** Data records follows **

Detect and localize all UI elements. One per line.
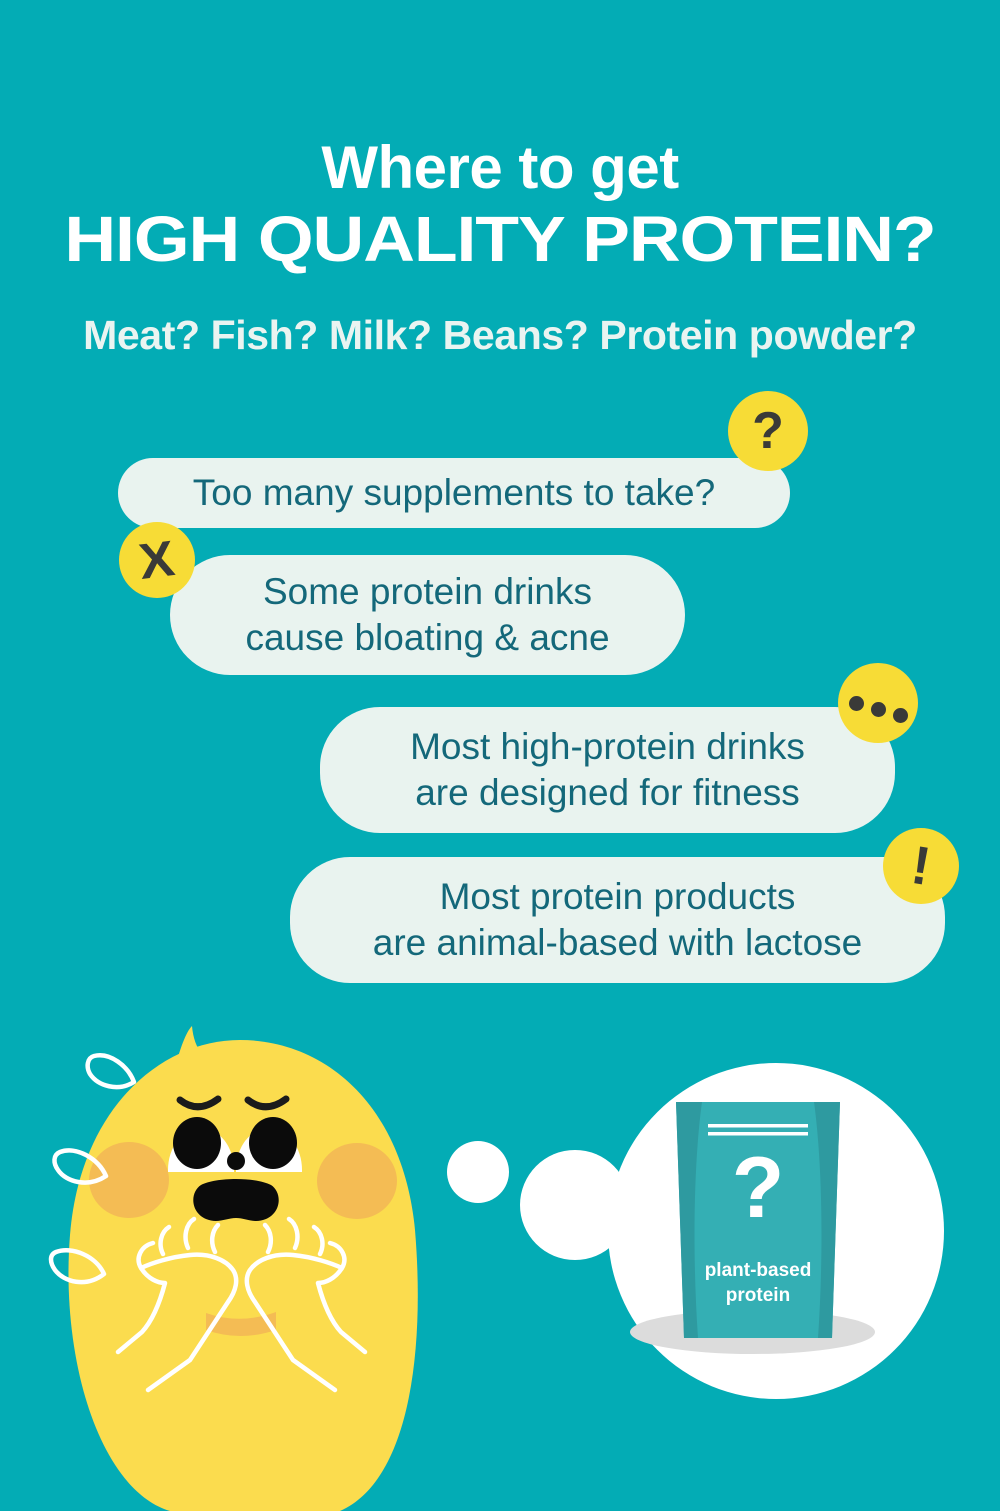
exclamation-badge: ! xyxy=(883,828,959,904)
speech-bubble-3-text: Most high-protein drinks are designed fo… xyxy=(410,724,805,817)
speech-bubble-2: Some protein drinks cause bloating & acn… xyxy=(170,555,685,675)
cross-icon: X xyxy=(137,533,178,587)
worried-chick-character xyxy=(40,1020,440,1511)
infographic-poster: Where to get HIGH QUALITY PROTEIN? Meat?… xyxy=(0,0,1000,1511)
question-mark-icon: ? xyxy=(752,405,784,457)
question-mark-badge: ? xyxy=(728,391,808,471)
speech-bubble-3: Most high-protein drinks are designed fo… xyxy=(320,707,895,833)
chick-pupil-right xyxy=(249,1117,297,1169)
speech-bubble-3-line-1: Most high-protein drinks xyxy=(410,726,805,767)
chick-pupil-left xyxy=(173,1117,221,1169)
speech-bubble-4-line-2: are animal-based with lactose xyxy=(373,922,862,963)
speech-bubble-3-line-2: are designed for fitness xyxy=(415,772,800,813)
sweat-drop-top xyxy=(88,1055,134,1087)
ellipsis-badge xyxy=(838,663,918,743)
speech-bubble-4-line-1: Most protein products xyxy=(440,876,796,917)
header-block: Where to get HIGH QUALITY PROTEIN? xyxy=(0,138,1000,276)
speech-bubble-4-text: Most protein products are animal-based w… xyxy=(373,874,862,967)
chick-mouth xyxy=(193,1179,278,1221)
speech-bubble-1-text: Too many supplements to take? xyxy=(193,470,715,516)
chick-body xyxy=(68,1040,417,1511)
thought-trail-dot-small xyxy=(447,1141,509,1203)
chick-blush-right xyxy=(317,1143,397,1219)
cross-badge: X xyxy=(119,522,195,598)
speech-bubble-1: Too many supplements to take? xyxy=(118,458,790,528)
speech-bubble-2-line-1: Some protein drinks xyxy=(263,571,592,612)
speech-bubble-2-text: Some protein drinks cause bloating & acn… xyxy=(245,569,609,662)
exclamation-icon: ! xyxy=(908,838,934,894)
pouch-question-mark: ? xyxy=(672,1145,844,1231)
title-line-2: HIGH QUALITY PROTEIN? xyxy=(0,204,1000,276)
ellipsis-dot xyxy=(871,702,886,717)
ellipsis-dot xyxy=(893,708,908,723)
subtitle: Meat? Fish? Milk? Beans? Protein powder? xyxy=(0,312,1000,359)
speech-bubble-2-line-2: cause bloating & acne xyxy=(245,617,609,658)
ellipsis-dot xyxy=(849,696,864,711)
speech-bubble-4: Most protein products are animal-based w… xyxy=(290,857,945,983)
chick-nose xyxy=(227,1152,245,1170)
title-line-1: Where to get xyxy=(0,138,1000,198)
ellipsis-icon xyxy=(849,696,908,711)
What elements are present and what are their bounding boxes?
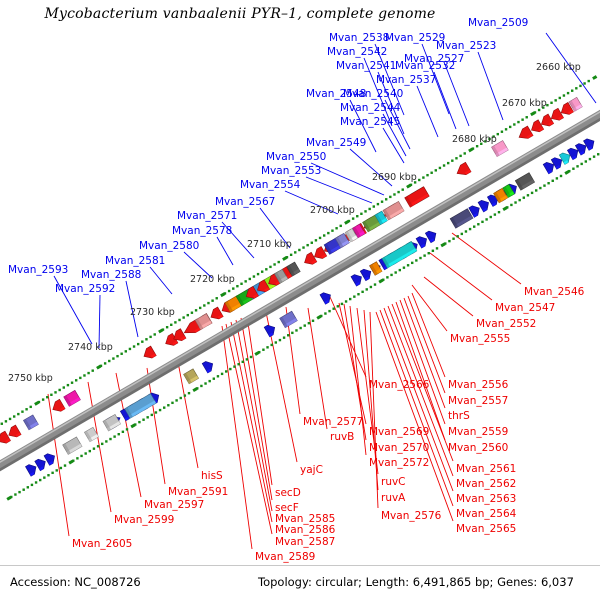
gene-label[interactable]: Mvan_2559: [448, 427, 508, 438]
gene-label[interactable]: hisS: [201, 471, 223, 482]
gene-label[interactable]: Mvan_2564: [456, 509, 516, 520]
gene-label[interactable]: Mvan_2576: [381, 511, 441, 522]
gene-label[interactable]: Mvan_2587: [275, 537, 335, 548]
gene-label[interactable]: Mvan_2537: [376, 75, 436, 86]
gene-label[interactable]: secD: [275, 488, 301, 499]
gene-label[interactable]: Mvan_2560: [448, 443, 508, 454]
status-bar: Accession: NC_008726 Topology: circular;…: [0, 565, 600, 600]
gene-label[interactable]: ruvC: [381, 477, 406, 488]
gene-label[interactable]: Mvan_2538: [329, 33, 389, 44]
ruler-tick-label: 2750 kbp: [8, 374, 53, 384]
gene-label[interactable]: Mvan_2591: [168, 487, 228, 498]
gene-label[interactable]: Mvan_2581: [105, 256, 165, 267]
gene-label[interactable]: Mvan_2599: [114, 515, 174, 526]
ruler-tick-label: 2730 kbp: [130, 308, 175, 318]
gene-label[interactable]: yajC: [300, 465, 323, 476]
gene-label[interactable]: Mvan_2563: [456, 494, 516, 505]
gene-label[interactable]: Mvan_2562: [456, 479, 516, 490]
gene-label[interactable]: Mvan_2580: [139, 241, 199, 252]
topology-text: Topology: circular; Length: 6,491,865 bp…: [258, 575, 574, 589]
gene-label[interactable]: Mvan_2572: [369, 458, 429, 469]
gene-label[interactable]: Mvan_2532: [395, 61, 455, 72]
gene-label[interactable]: Mvan_2557: [448, 396, 508, 407]
gene-label[interactable]: Mvan_2569: [369, 427, 429, 438]
gene-label[interactable]: Mvan_2509: [468, 18, 528, 29]
gene-label[interactable]: Mvan_2542: [327, 47, 387, 58]
gene-label[interactable]: Mvan_2565: [456, 524, 516, 535]
ruler-tick-label: 2740 kbp: [68, 343, 113, 353]
ruler-tick-label: 2690 kbp: [372, 173, 417, 183]
gene-label[interactable]: Mvan_2566: [369, 380, 429, 391]
gene-label[interactable]: Mvan_2570: [369, 443, 429, 454]
gene-label[interactable]: Mvan_2555: [450, 334, 510, 345]
gene-label[interactable]: Mvan_2546: [524, 287, 584, 298]
gene-label[interactable]: secF: [275, 503, 299, 514]
ruler-tick-label: 2710 kbp: [247, 240, 292, 250]
ruler-tick-label: 2720 kbp: [190, 275, 235, 285]
ruler-tick-label: 2670 kbp: [502, 99, 547, 109]
gene-label[interactable]: Mvan_2547: [495, 303, 555, 314]
gene-label[interactable]: Mvan_2545: [340, 117, 400, 128]
gene-label[interactable]: thrS: [448, 411, 470, 422]
gene-label[interactable]: Mvan_2593: [8, 265, 68, 276]
gene-label[interactable]: Mvan_2585: [275, 514, 335, 525]
gene-label[interactable]: Mvan_2541: [336, 61, 396, 72]
gene-label[interactable]: Mvan_2588: [81, 270, 141, 281]
gene-label[interactable]: Mvan_2556: [448, 380, 508, 391]
gene-label[interactable]: Mvan_2550: [266, 152, 326, 163]
gene-label[interactable]: Mvan_2540: [343, 89, 403, 100]
gene-label[interactable]: Mvan_2571: [177, 211, 237, 222]
gene-label[interactable]: ruvB: [330, 432, 354, 443]
accession-text: Accession: NC_008726: [10, 575, 141, 589]
gene-label[interactable]: Mvan_2567: [215, 197, 275, 208]
gene-label[interactable]: Mvan_2605: [72, 539, 132, 550]
gene-label[interactable]: Mvan_2554: [240, 180, 300, 191]
gene-label[interactable]: Mvan_2523: [436, 41, 496, 52]
gene-label[interactable]: Mvan_2552: [476, 319, 536, 330]
gene-label[interactable]: Mvan_2577: [303, 417, 363, 428]
gene-label[interactable]: Mvan_2549: [306, 138, 366, 149]
gene-label[interactable]: Mvan_2578: [172, 226, 232, 237]
gene-label[interactable]: Mvan_2586: [275, 525, 335, 536]
genome-map-canvas: Mycobacterium vanbaalenii PYR–1, complet…: [0, 0, 600, 600]
gene-label[interactable]: Mvan_2561: [456, 464, 516, 475]
gene-label[interactable]: Mvan_2544: [340, 103, 400, 114]
gene-label[interactable]: Mvan_2592: [55, 284, 115, 295]
gene-label[interactable]: Mvan_2589: [255, 552, 315, 563]
ruler-tick-label: 2660 kbp: [536, 63, 581, 73]
gene-label[interactable]: ruvA: [381, 493, 405, 504]
gene-label[interactable]: Mvan_2553: [261, 166, 321, 177]
ruler-tick-label: 2680 kbp: [452, 135, 497, 145]
gene-label[interactable]: Mvan_2597: [144, 500, 204, 511]
ruler-tick-label: 2700 kbp: [310, 206, 355, 216]
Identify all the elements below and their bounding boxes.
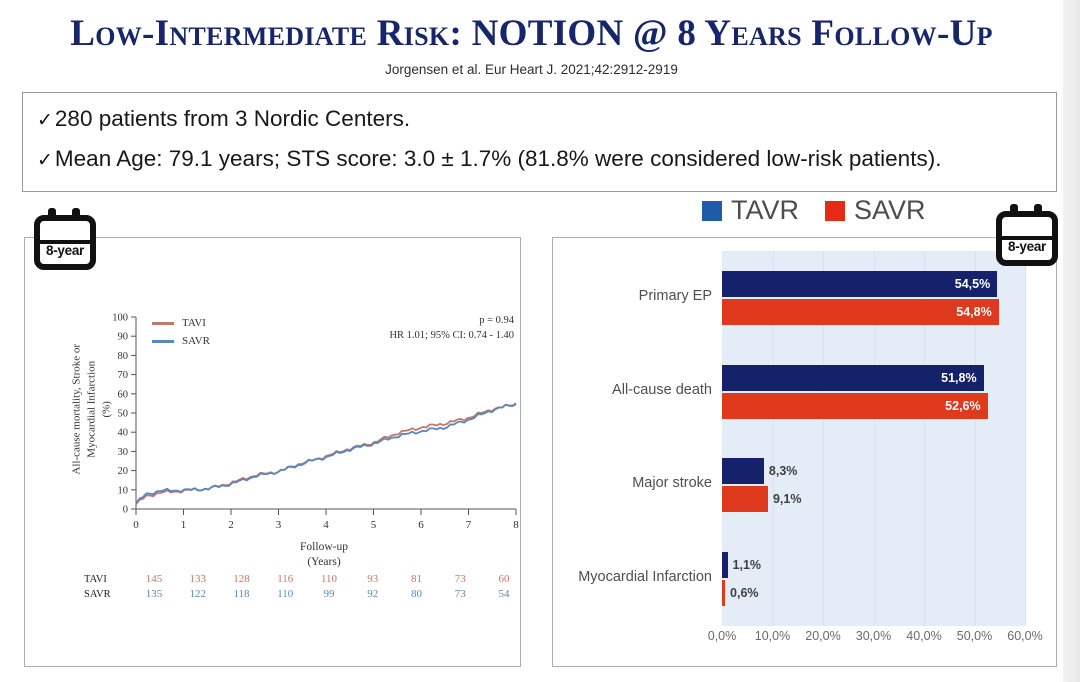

** End of Data records **

Exercise instructions:
Leave the pictures out and output all of the data verbatim.

Reply:
Detect and localize all UI elements. One per line.
exclamation-badge: ! xyxy=(883,828,959,904)
speech-bubble-3-text: Most high-protein drinks are designed fo… xyxy=(410,724,805,817)
speech-bubble-2: Some protein drinks cause bloating & acn… xyxy=(170,555,685,675)
cross-icon: X xyxy=(137,533,178,587)
worried-chick-character xyxy=(40,1020,440,1511)
infographic-poster: Where to get HIGH QUALITY PROTEIN? Meat?… xyxy=(0,0,1000,1511)
question-mark-icon: ? xyxy=(752,405,784,457)
question-mark-badge: ? xyxy=(728,391,808,471)
speech-bubble-3: Most high-protein drinks are designed fo… xyxy=(320,707,895,833)
chick-pupil-right xyxy=(249,1117,297,1169)
speech-bubble-3-line-1: Most high-protein drinks xyxy=(410,726,805,767)
chick-pupil-left xyxy=(173,1117,221,1169)
speech-bubble-4-line-2: are animal-based with lactose xyxy=(373,922,862,963)
speech-bubble-3-line-2: are designed for fitness xyxy=(415,772,800,813)
sweat-drop-top xyxy=(88,1055,134,1087)
ellipsis-badge xyxy=(838,663,918,743)
speech-bubble-4-line-1: Most protein products xyxy=(440,876,796,917)
header-block: Where to get HIGH QUALITY PROTEIN? xyxy=(0,138,1000,276)
speech-bubble-4-text: Most protein products are animal-based w… xyxy=(373,874,862,967)
chick-mouth xyxy=(193,1179,278,1221)
speech-bubble-1-text: Too many supplements to take? xyxy=(193,470,715,516)
chick-body xyxy=(68,1040,417,1511)
thought-trail-dot-small xyxy=(447,1141,509,1203)
chick-blush-right xyxy=(317,1143,397,1219)
cross-badge: X xyxy=(119,522,195,598)
speech-bubble-1: Too many supplements to take? xyxy=(118,458,790,528)
speech-bubble-2-line-1: Some protein drinks xyxy=(263,571,592,612)
speech-bubble-2-text: Some protein drinks cause bloating & acn… xyxy=(245,569,609,662)
exclamation-icon: ! xyxy=(908,838,934,894)
pouch-question-mark: ? xyxy=(672,1145,844,1231)
title-line-2: HIGH QUALITY PROTEIN? xyxy=(0,204,1000,276)
ellipsis-dot xyxy=(871,702,886,717)
ellipsis-dot xyxy=(893,708,908,723)
subtitle: Meat? Fish? Milk? Beans? Protein powder? xyxy=(0,312,1000,359)
speech-bubble-2-line-2: cause bloating & acne xyxy=(245,617,609,658)
ellipsis-dot xyxy=(849,696,864,711)
speech-bubble-4: Most protein products are animal-based w… xyxy=(290,857,945,983)
chick-nose xyxy=(227,1152,245,1170)
title-line-1: Where to get xyxy=(0,138,1000,198)
ellipsis-icon xyxy=(849,696,908,711)
What elements are present and what are their bounding boxes?
gene-label[interactable]: Mvan_2559: [448, 427, 508, 438]
gene-label[interactable]: hisS: [201, 471, 223, 482]
gene-label[interactable]: Mvan_2564: [456, 509, 516, 520]
gene-label[interactable]: Mvan_2576: [381, 511, 441, 522]
gene-label[interactable]: Mvan_2587: [275, 537, 335, 548]
gene-label[interactable]: Mvan_2537: [376, 75, 436, 86]
gene-label[interactable]: secD: [275, 488, 301, 499]
gene-label[interactable]: Mvan_2560: [448, 443, 508, 454]
status-bar: Accession: NC_008726 Topology: circular;…: [0, 565, 600, 600]
gene-label[interactable]: ruvC: [381, 477, 406, 488]
gene-label[interactable]: Mvan_2538: [329, 33, 389, 44]
ruler-tick-label: 2750 kbp: [8, 374, 53, 384]
gene-label[interactable]: Mvan_2591: [168, 487, 228, 498]
gene-label[interactable]: Mvan_2581: [105, 256, 165, 267]
gene-label[interactable]: Mvan_2599: [114, 515, 174, 526]
ruler-tick-label: 2730 kbp: [130, 308, 175, 318]
gene-label[interactable]: yajC: [300, 465, 323, 476]
gene-label[interactable]: Mvan_2563: [456, 494, 516, 505]
gene-label[interactable]: Mvan_2562: [456, 479, 516, 490]
gene-label[interactable]: Mvan_2580: [139, 241, 199, 252]
topology-text: Topology: circular; Length: 6,491,865 bp…: [258, 575, 574, 589]
gene-label[interactable]: Mvan_2572: [369, 458, 429, 469]
gene-label[interactable]: Mvan_2532: [395, 61, 455, 72]
gene-label[interactable]: Mvan_2557: [448, 396, 508, 407]
gene-label[interactable]: Mvan_2569: [369, 427, 429, 438]
gene-label[interactable]: Mvan_2509: [468, 18, 528, 29]
gene-label[interactable]: Mvan_2542: [327, 47, 387, 58]
gene-label[interactable]: Mvan_2565: [456, 524, 516, 535]
ruler-tick-label: 2740 kbp: [68, 343, 113, 353]
ruler-tick-label: 2690 kbp: [372, 173, 417, 183]
gene-label[interactable]: Mvan_2566: [369, 380, 429, 391]
gene-label[interactable]: Mvan_2570: [369, 443, 429, 454]
gene-label[interactable]: Mvan_2555: [450, 334, 510, 345]
gene-label[interactable]: Mvan_2546: [524, 287, 584, 298]
gene-label[interactable]: secF: [275, 503, 299, 514]
ruler-tick-label: 2710 kbp: [247, 240, 292, 250]
ruler-tick-label: 2720 kbp: [190, 275, 235, 285]
ruler-tick-label: 2670 kbp: [502, 99, 547, 109]
gene-label[interactable]: Mvan_2547: [495, 303, 555, 314]
gene-label[interactable]: Mvan_2545: [340, 117, 400, 128]
gene-label[interactable]: thrS: [448, 411, 470, 422]
gene-label[interactable]: Mvan_2593: [8, 265, 68, 276]
gene-label[interactable]: Mvan_2585: [275, 514, 335, 525]
gene-label[interactable]: Mvan_2541: [336, 61, 396, 72]
gene-label[interactable]: Mvan_2588: [81, 270, 141, 281]
gene-label[interactable]: Mvan_2556: [448, 380, 508, 391]
gene-label[interactable]: Mvan_2550: [266, 152, 326, 163]
gene-label[interactable]: Mvan_2540: [343, 89, 403, 100]
gene-label[interactable]: Mvan_2571: [177, 211, 237, 222]
gene-label[interactable]: ruvB: [330, 432, 354, 443]
accession-text: Accession: NC_008726: [10, 575, 141, 589]
gene-label[interactable]: Mvan_2567: [215, 197, 275, 208]
gene-label[interactable]: Mvan_2605: [72, 539, 132, 550]
gene-label[interactable]: Mvan_2554: [240, 180, 300, 191]
gene-label[interactable]: Mvan_2523: [436, 41, 496, 52]
gene-label[interactable]: Mvan_2552: [476, 319, 536, 330]
gene-label[interactable]: Mvan_2577: [303, 417, 363, 428]
gene-label[interactable]: Mvan_2549: [306, 138, 366, 149]
gene-label[interactable]: Mvan_2578: [172, 226, 232, 237]
gene-label[interactable]: Mvan_2586: [275, 525, 335, 536]
genome-map-canvas: Mycobacterium vanbaalenii PYR–1, complet…: [0, 0, 600, 600]
gene-label[interactable]: Mvan_2561: [456, 464, 516, 475]
gene-label[interactable]: Mvan_2544: [340, 103, 400, 114]
gene-label[interactable]: Mvan_2592: [55, 284, 115, 295]
gene-label[interactable]: Mvan_2589: [255, 552, 315, 563]
ruler-tick-label: 2660 kbp: [536, 63, 581, 73]
gene-label[interactable]: ruvA: [381, 493, 405, 504]
gene-label[interactable]: Mvan_2553: [261, 166, 321, 177]
ruler-tick-label: 2680 kbp: [452, 135, 497, 145]
gene-label[interactable]: Mvan_2597: [144, 500, 204, 511]
ruler-tick-label: 2700 kbp: [310, 206, 355, 216]
Identify all the elements below and their bounding boxes.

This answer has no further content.